***** DATA SUPPLIED *****

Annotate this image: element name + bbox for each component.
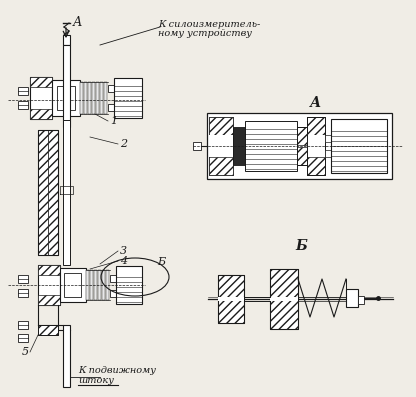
Text: 1: 1 xyxy=(110,116,117,126)
Text: Б: Б xyxy=(295,239,307,253)
Text: 4: 4 xyxy=(120,256,127,266)
Bar xyxy=(48,130,58,255)
Text: 3: 3 xyxy=(120,246,127,256)
Bar xyxy=(209,117,233,135)
Text: ному устройству: ному устройству xyxy=(158,29,252,38)
Bar xyxy=(307,135,325,157)
Bar xyxy=(52,80,80,116)
Bar xyxy=(94,270,97,300)
Bar xyxy=(297,127,307,165)
Bar xyxy=(325,135,331,142)
Bar xyxy=(63,325,70,387)
Bar xyxy=(270,299,298,329)
Bar xyxy=(98,270,101,300)
Text: А: А xyxy=(73,16,82,29)
Bar xyxy=(346,289,358,307)
Bar xyxy=(30,77,52,87)
Bar xyxy=(270,299,298,329)
Bar xyxy=(218,275,244,299)
Bar xyxy=(18,101,28,109)
Bar xyxy=(60,268,86,302)
Bar xyxy=(218,299,244,323)
Text: 2: 2 xyxy=(120,139,127,149)
Bar xyxy=(233,127,245,165)
Bar xyxy=(209,135,233,157)
Bar xyxy=(270,269,298,299)
Bar xyxy=(307,117,325,175)
Text: К силоизмеритель-: К силоизмеритель- xyxy=(158,20,260,29)
Bar xyxy=(218,275,244,299)
Bar xyxy=(96,82,99,114)
Bar xyxy=(38,325,58,335)
Bar xyxy=(325,150,331,157)
Bar xyxy=(108,104,114,111)
Bar xyxy=(358,296,364,304)
Bar xyxy=(245,121,297,171)
Bar xyxy=(116,266,142,304)
Bar xyxy=(63,35,70,45)
Bar xyxy=(38,295,60,305)
Bar xyxy=(38,325,58,335)
Bar xyxy=(100,82,103,114)
Bar xyxy=(297,127,307,145)
Text: К подвижному: К подвижному xyxy=(78,366,156,375)
Bar xyxy=(209,157,233,175)
Bar xyxy=(106,270,109,300)
Bar xyxy=(38,130,58,255)
Bar xyxy=(18,334,28,342)
Text: 5: 5 xyxy=(22,347,29,357)
Bar xyxy=(64,273,81,297)
Bar xyxy=(18,321,28,329)
Bar xyxy=(38,265,60,305)
Text: штоку: штоку xyxy=(78,376,114,385)
Bar xyxy=(108,85,114,92)
Bar xyxy=(218,299,244,323)
Bar xyxy=(270,269,298,299)
Bar xyxy=(110,275,116,282)
Bar xyxy=(92,82,95,114)
Bar xyxy=(331,119,387,173)
Bar xyxy=(80,82,83,114)
Bar xyxy=(90,270,93,300)
Bar xyxy=(110,290,116,297)
Bar xyxy=(30,109,52,119)
Bar xyxy=(63,45,70,127)
Bar xyxy=(218,297,244,301)
Bar xyxy=(207,113,392,179)
Bar xyxy=(102,270,105,300)
Bar xyxy=(18,289,28,297)
Bar xyxy=(297,127,307,165)
Bar xyxy=(57,86,75,110)
Bar xyxy=(88,82,91,114)
Text: А: А xyxy=(310,96,321,110)
Bar xyxy=(270,297,298,301)
Bar xyxy=(104,82,107,114)
Bar xyxy=(193,142,201,150)
Bar xyxy=(38,130,48,255)
Bar xyxy=(307,117,325,175)
Bar xyxy=(86,270,89,300)
Text: Б: Б xyxy=(157,257,165,267)
Bar xyxy=(209,117,233,175)
Bar xyxy=(38,265,60,275)
Bar xyxy=(18,87,28,95)
Bar xyxy=(307,117,325,135)
Bar xyxy=(18,275,28,283)
Bar xyxy=(307,157,325,175)
Bar xyxy=(63,120,70,265)
Bar xyxy=(297,147,307,165)
Bar xyxy=(114,78,142,118)
Bar xyxy=(30,77,52,119)
Bar xyxy=(84,82,87,114)
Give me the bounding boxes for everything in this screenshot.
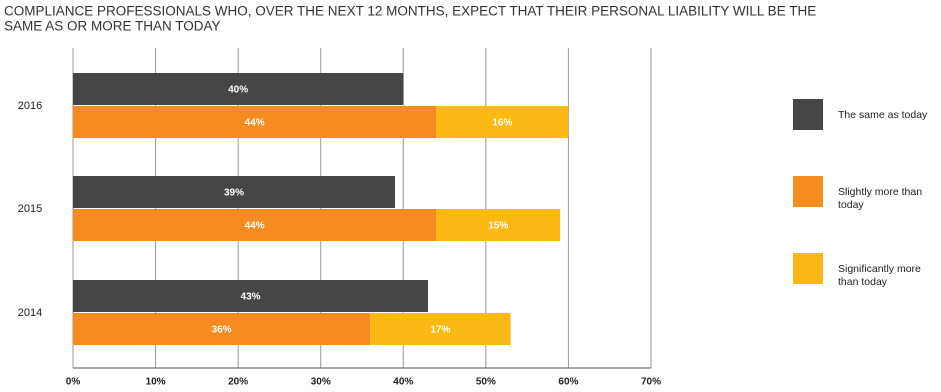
legend-swatch [793, 253, 823, 284]
bar [73, 209, 437, 241]
legend-swatch [793, 99, 823, 130]
bar [436, 106, 569, 138]
legend-swatch [793, 176, 823, 207]
y-tick-label: 2014 [18, 307, 42, 319]
bar [370, 313, 511, 345]
y-tick-label: 2016 [18, 100, 42, 112]
data-label: 17% [430, 325, 450, 336]
legend-label: Slightly more than today [838, 186, 923, 211]
data-label: 43% [241, 292, 261, 303]
data-label: 44% [245, 221, 265, 232]
data-label: 39% [224, 188, 244, 199]
bar [73, 280, 429, 312]
bar [73, 73, 404, 105]
x-tick-label: 40% [393, 377, 413, 388]
legend-label: The same as today [838, 109, 928, 121]
data-label: 36% [212, 325, 232, 336]
x-tick-label: 50% [476, 377, 496, 388]
data-label: 15% [488, 221, 508, 232]
chart-title: SAME AS OR MORE THAN TODAY [4, 19, 221, 34]
x-tick-label: 10% [146, 377, 166, 388]
data-label: 40% [228, 85, 248, 96]
data-label: 44% [245, 118, 265, 129]
x-tick-label: 70% [641, 377, 661, 388]
legend-label: Significantly more than today [838, 263, 921, 288]
bar [436, 209, 561, 241]
chart-title: COMPLIANCE PROFESSIONALS WHO, OVER THE N… [4, 4, 816, 19]
x-tick-label: 60% [558, 377, 578, 388]
bar [73, 313, 371, 345]
x-tick-label: 0% [66, 377, 81, 388]
bar [73, 176, 396, 208]
x-tick-label: 30% [311, 377, 331, 388]
data-label: 16% [492, 118, 512, 129]
y-tick-label: 2015 [18, 203, 42, 215]
bar [73, 106, 437, 138]
x-tick-label: 20% [228, 377, 248, 388]
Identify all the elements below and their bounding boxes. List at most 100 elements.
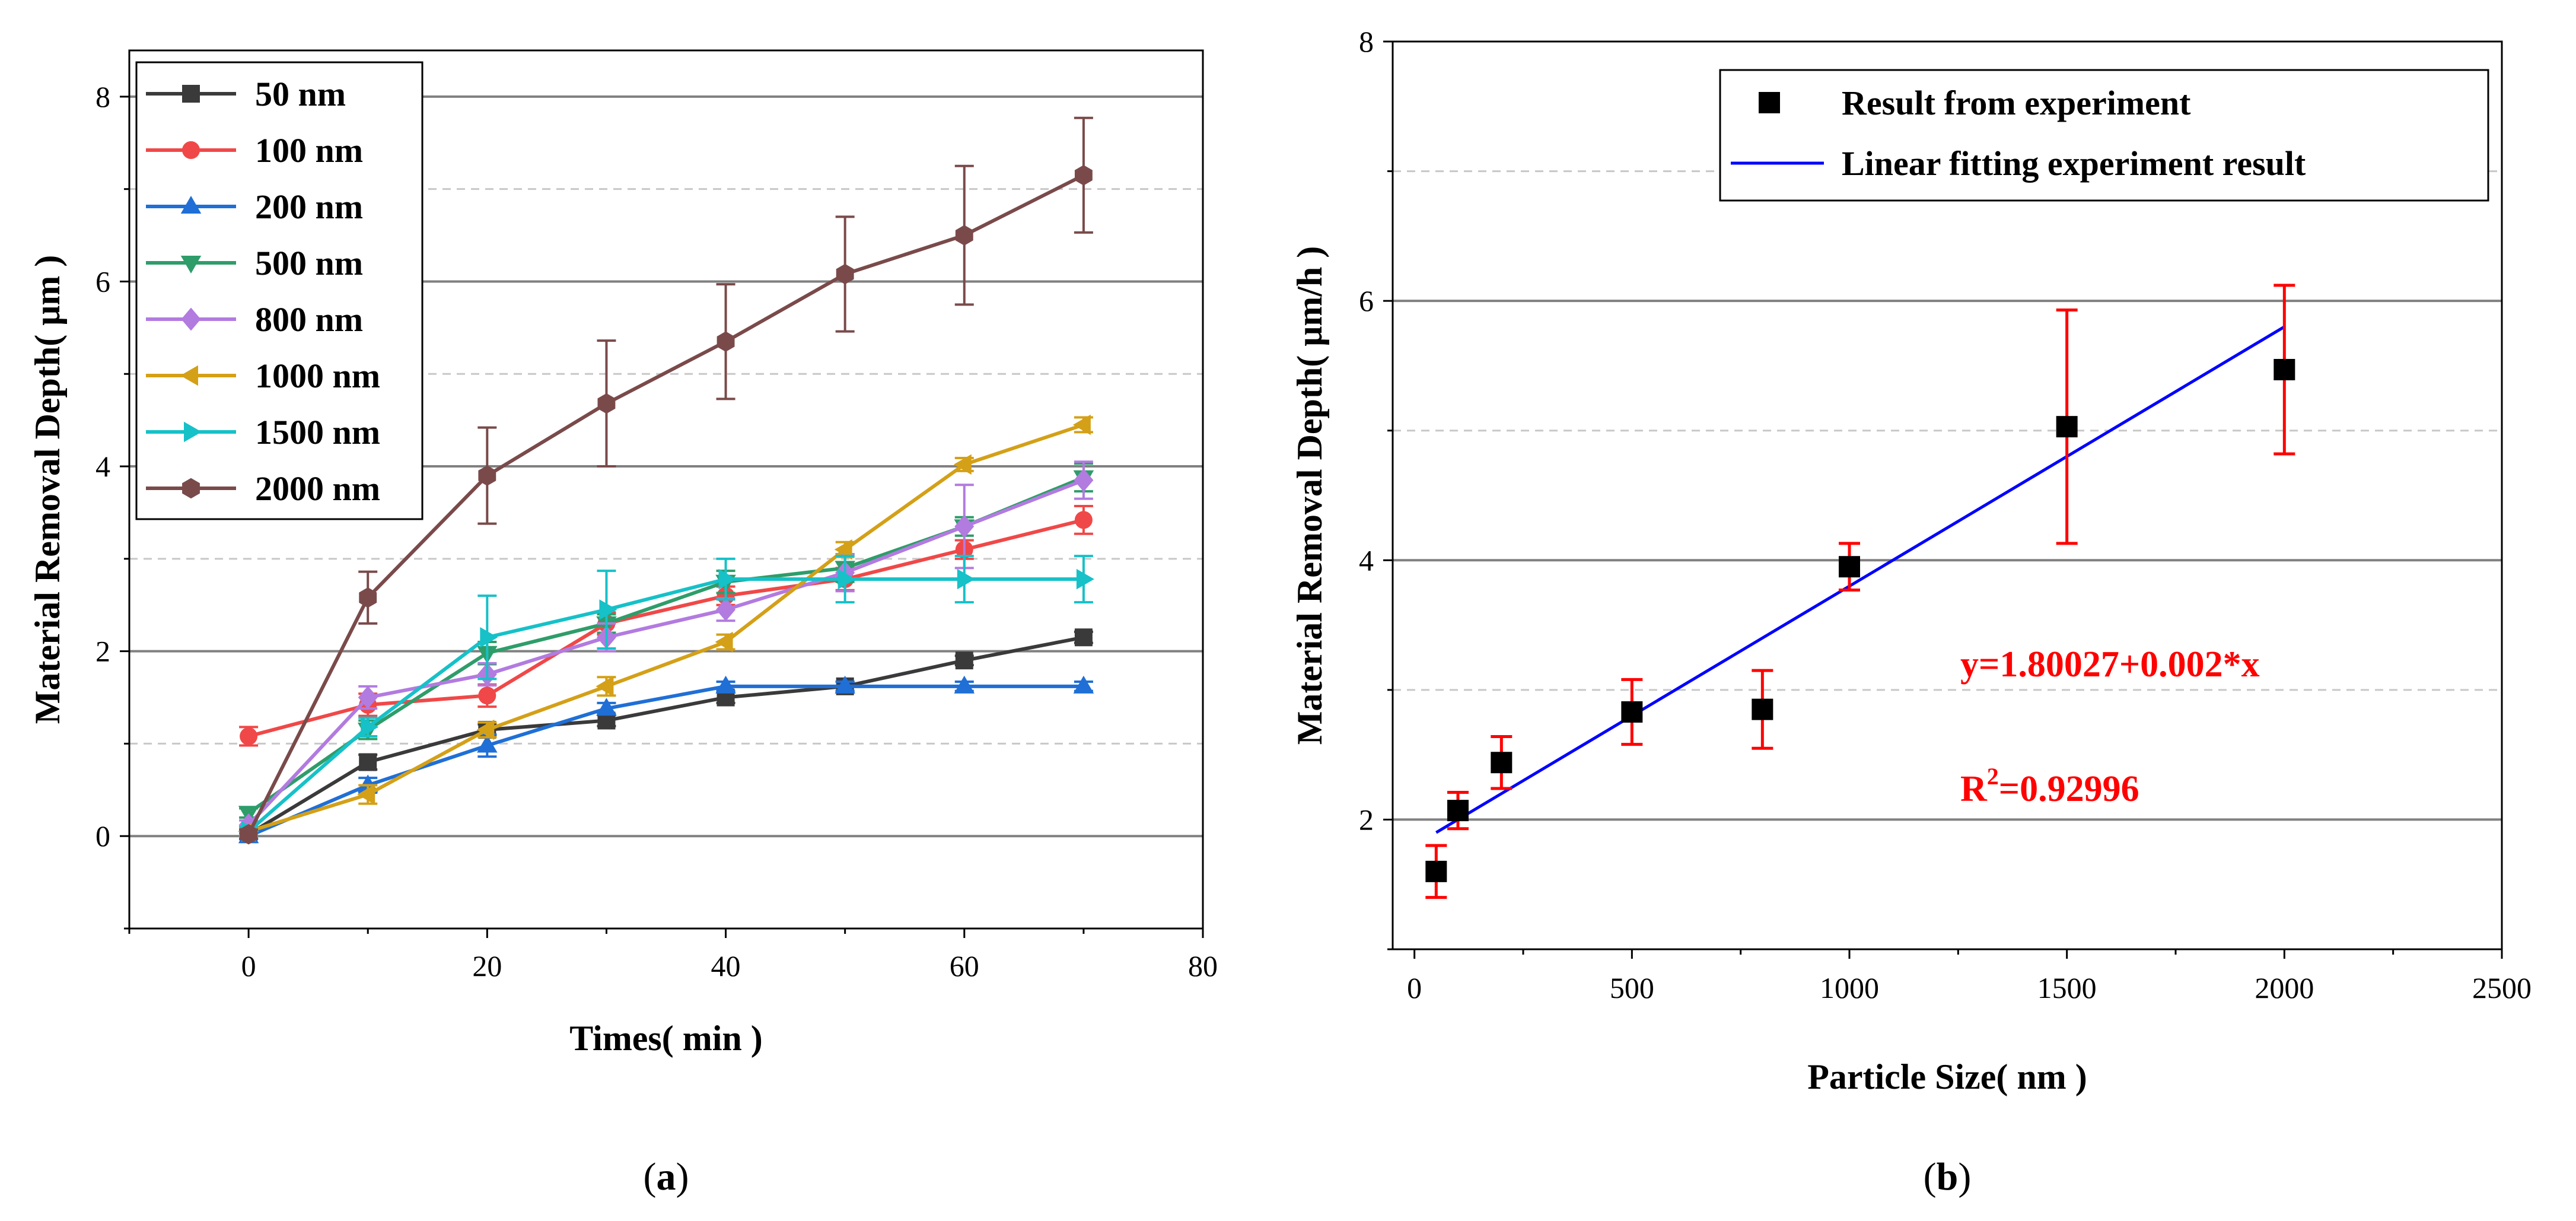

*****

▶ WHAT TO PRODUCE: Please identify every line of the listing above that contains the word "boxes", treating uppercase and lowercase as distinct, and copy each of those lines.

▶ RESPONSE TO THIS EXERCISE:
Give me the bounding boxes for everything in this screenshot.
Identify all the elements below and their bounding boxes. List at most 100 elements.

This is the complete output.